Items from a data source
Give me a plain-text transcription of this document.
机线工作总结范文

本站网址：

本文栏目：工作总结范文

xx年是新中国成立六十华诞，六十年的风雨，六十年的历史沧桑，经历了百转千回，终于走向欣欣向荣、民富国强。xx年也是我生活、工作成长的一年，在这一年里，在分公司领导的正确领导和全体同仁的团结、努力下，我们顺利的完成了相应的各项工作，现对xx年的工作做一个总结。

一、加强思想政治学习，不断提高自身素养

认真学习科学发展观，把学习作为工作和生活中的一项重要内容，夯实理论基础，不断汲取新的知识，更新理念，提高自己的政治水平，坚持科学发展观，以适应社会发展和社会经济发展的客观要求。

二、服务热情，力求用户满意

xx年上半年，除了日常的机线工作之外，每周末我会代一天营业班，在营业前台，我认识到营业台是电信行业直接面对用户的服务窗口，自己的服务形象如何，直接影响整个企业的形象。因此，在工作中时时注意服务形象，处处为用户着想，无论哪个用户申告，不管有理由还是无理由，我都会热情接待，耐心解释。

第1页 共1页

Exercise details. The records above must be output exactly, in full.

Exercise response.
Give me a plain-text transcription of this document.
机线工作总结范文

本站网址：

本文栏目：工作总结范文

xx年是新中国成立六十华诞，六十年的风雨，六十年的历史沧桑，经历了百转千回，终于走向欣欣向荣、民富国强。xx年也是我生活、工作成长的一年，在这一年里，在分公司领导的正确领导和全体同仁的团结、努力下，我们顺利的完成了相应的各项工作，现对xx年的工作做一个总结。

一、加强思想政治学习，不断提高自身素养

认真学习科学发展观，把学习作为工作和生活中的一项重要内容，夯实理论基础，不断汲取新的知识，更新理念，提高自己的政治水平，坚持科学发展观，以适应社会发展和社会经济发展的客观要求。

二、服务热情，力求用户满意

xx年上半年，除了日常的机线工作之外，每周末我会代一天营业班，在营业前台，我认识到营业台是电信行业直接面对用户的服务窗口，自己的服务形象如何，直接影响整个企业的形象。因此，在工作中时时注意服务形象，处处为用户着想，无论哪个用户申告，不管有理由还是无理由，我都会热情接待，耐心解释。

第1页 共1页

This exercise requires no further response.